>> BEGIN Document passage

As for variation between contemporary neighboring societies, consider Western Europe today. Sweden forbids spankings; a Swedish parent who spanks a child can be charged with the criminal offense of child abuse. In contrast, many of my educated liberal German and British friends and American evangelical Christian friends believe that it is better to spank a child than not to spank. Spankers are fond of quoting the 17th-century English poet Samuel Butler (“Spare the rod and spoil the child”) and the Athenian playwright Menander (“The man who has never been flogged has never been taught”). Similarly, in modern Africa the Aka Pygmies never beat or even scold their children, and they consider horrible and abusive the child-rearing practices of neighboring Ngandu farmers, who do beat their children.

Variation in physical punishment characterizes or characterized not only modern Europe and Africa but also other times and parts of the world. Within ancient Greece, Athenian children (despite Menander’s dictum) ran around unchecked, while at the same time in Sparta everyone, not just a child’s parents, could beat a child. In New Guinea, while some tribes do not even punish babies for brandishing sharp knives, I encountered an opposite extreme at a small village (Gasten) of a dozen huts around a clearing, where village life took place in full view of all the residents. One morning, I heard angry screaming, and I looked out to see what was happening. A mother was incensed at her daughter of about age eight, shouting at the daughter and hitting her, and the daughter was sobbing and holding her arms in front of her face to ward off the blows. Other adults were watching, and nobody was interfering. The mother got more and more furious. Finally, the mother went over to the edge of the clearing, bent down to pick up some object, came back to the child, and vigorously rubbed the object into the child’s face, causing her daughter to scream uncontrollably in agony. It turned out that the object was a bunch of stinging nettle leaves. I don’t know what the daughter had done to provoke this punishment, but the mother’s behavior was evidently considered acceptable by all of the onlookers.

How can one explain why some societies practise physical punishment of children, while others don’t? Much of the variation is evidently cultural and unrelated to differences in subsistence economy. For instance, I am unaware of differences between the economies of Sweden, Germany, and Britain, all of them industrialized agriculture-based societies speaking Germanic languages, that could explain why many modern Germans and British spank but Swedes don’t. The New Guineans of both Gasten and of Enu’s adoptive tribe are gardeners and swineherds, again without obvious differences to explain why physical punishment with nettles is acceptable at Gasten while even mild physical punishment is rare among Enu’s adoptive people.

>> END Document passage

Direction A: In the passage on child punishment, list every country named by name in the paragraph that begins "How can one explain why some societies".

>> BEGIN Input data

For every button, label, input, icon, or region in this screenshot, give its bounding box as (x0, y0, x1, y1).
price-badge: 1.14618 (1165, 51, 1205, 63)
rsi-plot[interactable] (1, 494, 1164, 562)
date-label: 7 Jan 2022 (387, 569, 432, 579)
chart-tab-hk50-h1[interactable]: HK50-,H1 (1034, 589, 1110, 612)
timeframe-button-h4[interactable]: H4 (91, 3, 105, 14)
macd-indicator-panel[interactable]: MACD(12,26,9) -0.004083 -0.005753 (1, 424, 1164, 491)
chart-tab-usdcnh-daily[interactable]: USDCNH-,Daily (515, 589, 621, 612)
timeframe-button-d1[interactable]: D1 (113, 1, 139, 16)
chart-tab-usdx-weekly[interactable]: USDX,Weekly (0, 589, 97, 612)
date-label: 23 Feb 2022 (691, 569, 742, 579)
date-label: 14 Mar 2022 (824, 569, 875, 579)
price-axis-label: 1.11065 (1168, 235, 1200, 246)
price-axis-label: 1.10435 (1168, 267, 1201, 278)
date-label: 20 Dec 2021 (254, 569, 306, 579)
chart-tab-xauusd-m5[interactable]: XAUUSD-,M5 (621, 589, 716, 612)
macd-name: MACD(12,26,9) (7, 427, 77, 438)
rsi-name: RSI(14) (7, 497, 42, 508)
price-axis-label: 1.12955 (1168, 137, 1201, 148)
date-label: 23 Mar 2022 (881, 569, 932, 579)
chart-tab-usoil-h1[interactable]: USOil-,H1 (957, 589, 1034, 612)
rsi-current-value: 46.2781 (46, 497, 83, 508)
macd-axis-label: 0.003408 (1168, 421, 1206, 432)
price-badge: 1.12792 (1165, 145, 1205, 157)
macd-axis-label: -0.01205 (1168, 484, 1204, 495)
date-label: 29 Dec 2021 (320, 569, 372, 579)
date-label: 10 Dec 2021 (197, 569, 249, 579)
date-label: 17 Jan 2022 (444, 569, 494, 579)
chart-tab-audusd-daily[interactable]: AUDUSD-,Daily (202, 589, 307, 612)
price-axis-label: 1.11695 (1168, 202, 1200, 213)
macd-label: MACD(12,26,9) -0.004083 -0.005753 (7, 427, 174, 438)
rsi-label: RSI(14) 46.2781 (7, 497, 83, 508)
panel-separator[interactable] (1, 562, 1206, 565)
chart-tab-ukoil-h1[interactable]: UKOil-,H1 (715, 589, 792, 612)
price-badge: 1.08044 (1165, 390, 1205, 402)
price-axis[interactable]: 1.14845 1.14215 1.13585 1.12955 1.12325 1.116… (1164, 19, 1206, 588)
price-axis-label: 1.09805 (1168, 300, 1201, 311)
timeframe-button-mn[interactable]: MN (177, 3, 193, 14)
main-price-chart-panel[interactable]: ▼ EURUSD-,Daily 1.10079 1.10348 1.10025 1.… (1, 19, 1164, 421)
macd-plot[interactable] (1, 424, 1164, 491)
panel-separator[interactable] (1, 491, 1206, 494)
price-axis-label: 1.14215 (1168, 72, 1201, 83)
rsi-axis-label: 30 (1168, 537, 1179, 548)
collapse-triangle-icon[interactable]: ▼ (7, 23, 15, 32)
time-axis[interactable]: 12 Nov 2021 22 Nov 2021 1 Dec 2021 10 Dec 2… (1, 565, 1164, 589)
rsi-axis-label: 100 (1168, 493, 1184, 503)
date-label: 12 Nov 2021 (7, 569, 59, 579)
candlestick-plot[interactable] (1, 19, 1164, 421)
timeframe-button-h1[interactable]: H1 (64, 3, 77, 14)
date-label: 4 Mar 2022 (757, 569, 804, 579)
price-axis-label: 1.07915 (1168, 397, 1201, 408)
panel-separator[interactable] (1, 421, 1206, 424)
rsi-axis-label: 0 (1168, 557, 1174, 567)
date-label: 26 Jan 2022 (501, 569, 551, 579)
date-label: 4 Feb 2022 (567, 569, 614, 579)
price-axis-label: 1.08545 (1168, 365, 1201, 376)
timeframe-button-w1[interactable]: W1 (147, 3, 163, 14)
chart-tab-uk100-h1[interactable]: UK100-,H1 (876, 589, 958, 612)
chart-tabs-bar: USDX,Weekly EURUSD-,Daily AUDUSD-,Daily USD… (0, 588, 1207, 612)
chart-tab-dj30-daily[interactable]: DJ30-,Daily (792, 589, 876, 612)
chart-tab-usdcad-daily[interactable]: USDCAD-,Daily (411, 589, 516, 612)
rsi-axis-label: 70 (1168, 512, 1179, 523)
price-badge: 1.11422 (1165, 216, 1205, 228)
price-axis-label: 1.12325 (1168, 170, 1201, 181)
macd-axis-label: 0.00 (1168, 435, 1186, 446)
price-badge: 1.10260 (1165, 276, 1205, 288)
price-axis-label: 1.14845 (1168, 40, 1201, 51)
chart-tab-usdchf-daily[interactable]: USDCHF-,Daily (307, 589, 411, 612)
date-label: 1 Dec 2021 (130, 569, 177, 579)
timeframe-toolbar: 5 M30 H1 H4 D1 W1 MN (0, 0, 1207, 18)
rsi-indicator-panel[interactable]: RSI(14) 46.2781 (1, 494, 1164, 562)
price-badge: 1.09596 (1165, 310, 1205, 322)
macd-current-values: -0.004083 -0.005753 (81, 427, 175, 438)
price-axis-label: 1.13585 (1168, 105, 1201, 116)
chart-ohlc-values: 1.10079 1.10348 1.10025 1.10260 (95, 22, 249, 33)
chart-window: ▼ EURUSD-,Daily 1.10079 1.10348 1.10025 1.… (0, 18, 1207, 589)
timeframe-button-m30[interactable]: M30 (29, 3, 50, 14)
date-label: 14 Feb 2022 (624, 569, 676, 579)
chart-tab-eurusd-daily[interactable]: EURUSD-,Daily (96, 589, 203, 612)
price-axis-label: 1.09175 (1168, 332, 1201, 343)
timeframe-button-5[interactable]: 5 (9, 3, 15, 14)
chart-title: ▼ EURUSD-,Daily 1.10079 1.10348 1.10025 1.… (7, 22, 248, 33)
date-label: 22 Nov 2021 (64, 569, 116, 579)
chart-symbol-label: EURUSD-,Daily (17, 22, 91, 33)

>> END Input data

Direction B: Copy out the rows from the first one through the row containing "macd-indicator-panel[interactable]: MACD(12,26,9) -0.004083", both included.

Written response A: Sweden, Germany, Britain

Written response B:
For every button, label, input, icon, or region in this screenshot, give its bounding box as (x0, y0, x1, y1).
price-badge: 1.14618 (1165, 51, 1205, 63)
rsi-plot[interactable] (1, 494, 1164, 562)
date-label: 7 Jan 2022 (387, 569, 432, 579)
chart-tab-hk50-h1[interactable]: HK50-,H1 (1034, 589, 1110, 612)
timeframe-button-h4[interactable]: H4 (91, 3, 105, 14)
macd-indicator-panel[interactable]: MACD(12,26,9) -0.004083 -0.005753 (1, 424, 1164, 491)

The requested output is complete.